------ Items

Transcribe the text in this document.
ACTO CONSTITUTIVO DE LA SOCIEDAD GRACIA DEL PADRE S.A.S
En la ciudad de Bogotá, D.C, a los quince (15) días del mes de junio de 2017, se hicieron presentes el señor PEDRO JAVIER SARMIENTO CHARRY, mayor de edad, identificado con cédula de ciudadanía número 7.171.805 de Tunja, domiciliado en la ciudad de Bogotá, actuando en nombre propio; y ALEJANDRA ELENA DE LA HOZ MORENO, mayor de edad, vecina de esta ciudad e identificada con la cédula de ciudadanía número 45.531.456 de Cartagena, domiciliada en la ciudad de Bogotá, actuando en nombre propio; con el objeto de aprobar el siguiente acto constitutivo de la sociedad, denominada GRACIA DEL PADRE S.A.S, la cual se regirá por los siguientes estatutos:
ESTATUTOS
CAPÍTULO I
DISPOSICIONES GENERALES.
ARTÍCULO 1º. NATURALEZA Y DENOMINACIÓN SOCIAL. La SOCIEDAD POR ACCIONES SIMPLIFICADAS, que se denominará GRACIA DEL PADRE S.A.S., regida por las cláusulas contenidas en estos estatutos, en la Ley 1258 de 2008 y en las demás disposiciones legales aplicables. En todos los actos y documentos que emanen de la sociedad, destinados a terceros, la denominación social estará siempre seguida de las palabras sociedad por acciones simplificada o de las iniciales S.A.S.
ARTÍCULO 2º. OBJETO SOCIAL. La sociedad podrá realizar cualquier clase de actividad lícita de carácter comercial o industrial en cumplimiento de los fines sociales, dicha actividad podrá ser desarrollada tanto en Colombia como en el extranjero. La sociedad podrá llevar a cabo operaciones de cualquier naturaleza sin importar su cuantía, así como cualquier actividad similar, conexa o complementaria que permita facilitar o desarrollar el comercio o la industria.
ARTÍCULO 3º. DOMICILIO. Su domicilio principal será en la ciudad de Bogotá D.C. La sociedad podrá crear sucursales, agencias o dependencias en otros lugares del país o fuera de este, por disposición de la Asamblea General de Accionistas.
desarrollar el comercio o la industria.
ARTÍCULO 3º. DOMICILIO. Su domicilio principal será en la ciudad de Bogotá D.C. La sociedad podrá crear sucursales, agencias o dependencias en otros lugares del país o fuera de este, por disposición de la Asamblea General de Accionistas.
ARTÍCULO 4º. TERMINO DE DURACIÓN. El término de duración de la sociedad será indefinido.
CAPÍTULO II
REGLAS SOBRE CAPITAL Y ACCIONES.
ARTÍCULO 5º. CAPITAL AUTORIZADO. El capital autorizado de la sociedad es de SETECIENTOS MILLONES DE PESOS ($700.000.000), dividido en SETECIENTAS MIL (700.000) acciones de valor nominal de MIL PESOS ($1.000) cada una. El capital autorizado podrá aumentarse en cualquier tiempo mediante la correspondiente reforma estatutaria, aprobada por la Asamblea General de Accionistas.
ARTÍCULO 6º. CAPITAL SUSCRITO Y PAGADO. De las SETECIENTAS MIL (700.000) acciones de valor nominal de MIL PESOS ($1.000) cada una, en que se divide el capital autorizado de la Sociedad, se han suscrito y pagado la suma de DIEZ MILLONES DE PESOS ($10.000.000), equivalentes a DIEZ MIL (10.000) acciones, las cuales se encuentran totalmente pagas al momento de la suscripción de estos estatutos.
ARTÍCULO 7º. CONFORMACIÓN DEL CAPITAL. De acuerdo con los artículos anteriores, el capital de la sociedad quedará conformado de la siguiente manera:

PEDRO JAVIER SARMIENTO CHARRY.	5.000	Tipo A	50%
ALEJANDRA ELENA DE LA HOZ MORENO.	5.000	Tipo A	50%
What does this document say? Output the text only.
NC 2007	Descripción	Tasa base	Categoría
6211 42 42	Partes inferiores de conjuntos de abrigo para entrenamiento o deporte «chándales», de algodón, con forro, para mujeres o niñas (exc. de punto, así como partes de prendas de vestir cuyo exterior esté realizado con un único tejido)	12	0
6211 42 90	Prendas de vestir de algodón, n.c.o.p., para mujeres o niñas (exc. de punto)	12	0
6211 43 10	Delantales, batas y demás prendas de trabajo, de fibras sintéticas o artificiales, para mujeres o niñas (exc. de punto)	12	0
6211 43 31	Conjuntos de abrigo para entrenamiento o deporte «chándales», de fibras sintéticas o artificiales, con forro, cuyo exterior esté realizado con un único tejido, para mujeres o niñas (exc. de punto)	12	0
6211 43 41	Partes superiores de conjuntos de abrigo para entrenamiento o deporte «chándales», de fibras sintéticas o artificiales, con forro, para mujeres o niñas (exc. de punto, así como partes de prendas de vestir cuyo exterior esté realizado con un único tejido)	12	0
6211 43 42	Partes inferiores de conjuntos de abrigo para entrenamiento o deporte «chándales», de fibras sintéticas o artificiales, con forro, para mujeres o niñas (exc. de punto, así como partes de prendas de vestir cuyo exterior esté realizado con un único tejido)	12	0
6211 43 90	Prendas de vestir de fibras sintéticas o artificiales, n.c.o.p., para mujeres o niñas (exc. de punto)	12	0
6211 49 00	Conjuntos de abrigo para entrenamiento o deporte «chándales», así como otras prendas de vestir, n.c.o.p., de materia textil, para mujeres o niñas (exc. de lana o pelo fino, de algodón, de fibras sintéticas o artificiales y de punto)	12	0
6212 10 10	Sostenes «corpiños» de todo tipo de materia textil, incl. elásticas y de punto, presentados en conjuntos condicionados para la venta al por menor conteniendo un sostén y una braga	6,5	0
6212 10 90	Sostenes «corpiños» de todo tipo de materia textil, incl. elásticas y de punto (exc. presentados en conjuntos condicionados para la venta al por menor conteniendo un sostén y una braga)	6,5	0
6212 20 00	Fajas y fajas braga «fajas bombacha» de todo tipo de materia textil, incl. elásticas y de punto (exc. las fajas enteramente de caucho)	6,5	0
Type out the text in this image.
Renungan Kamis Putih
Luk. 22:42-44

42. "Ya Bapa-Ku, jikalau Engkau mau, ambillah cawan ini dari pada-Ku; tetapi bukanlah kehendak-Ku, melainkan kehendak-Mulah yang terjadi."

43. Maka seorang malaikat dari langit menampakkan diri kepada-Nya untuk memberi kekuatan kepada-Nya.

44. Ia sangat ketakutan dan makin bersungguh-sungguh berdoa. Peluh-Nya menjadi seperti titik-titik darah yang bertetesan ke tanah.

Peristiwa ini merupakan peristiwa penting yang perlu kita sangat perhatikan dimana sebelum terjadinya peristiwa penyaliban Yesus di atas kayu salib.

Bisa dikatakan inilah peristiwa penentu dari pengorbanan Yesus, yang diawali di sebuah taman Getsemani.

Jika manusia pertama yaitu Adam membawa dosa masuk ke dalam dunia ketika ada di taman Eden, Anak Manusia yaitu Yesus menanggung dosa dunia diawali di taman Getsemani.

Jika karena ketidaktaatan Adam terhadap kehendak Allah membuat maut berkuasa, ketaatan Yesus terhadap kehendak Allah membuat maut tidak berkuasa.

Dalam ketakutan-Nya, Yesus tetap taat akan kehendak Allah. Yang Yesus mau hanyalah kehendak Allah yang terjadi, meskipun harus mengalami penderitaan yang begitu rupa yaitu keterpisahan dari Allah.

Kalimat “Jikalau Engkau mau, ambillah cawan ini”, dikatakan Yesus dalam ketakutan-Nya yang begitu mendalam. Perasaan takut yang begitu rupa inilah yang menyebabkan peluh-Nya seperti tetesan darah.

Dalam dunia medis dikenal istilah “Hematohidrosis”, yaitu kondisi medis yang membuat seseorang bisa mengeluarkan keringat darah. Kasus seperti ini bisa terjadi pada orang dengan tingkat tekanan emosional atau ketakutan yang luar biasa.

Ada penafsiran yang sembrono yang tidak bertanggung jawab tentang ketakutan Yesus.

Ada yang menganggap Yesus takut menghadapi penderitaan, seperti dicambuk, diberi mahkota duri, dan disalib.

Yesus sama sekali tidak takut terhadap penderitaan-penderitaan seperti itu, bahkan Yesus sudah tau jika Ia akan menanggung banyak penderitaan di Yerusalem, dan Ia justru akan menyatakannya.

------------

## [To be done]
Determine the number of lines in the listing that hold the word "industria", and supply that number and nothing further.

## [Response to the task]
2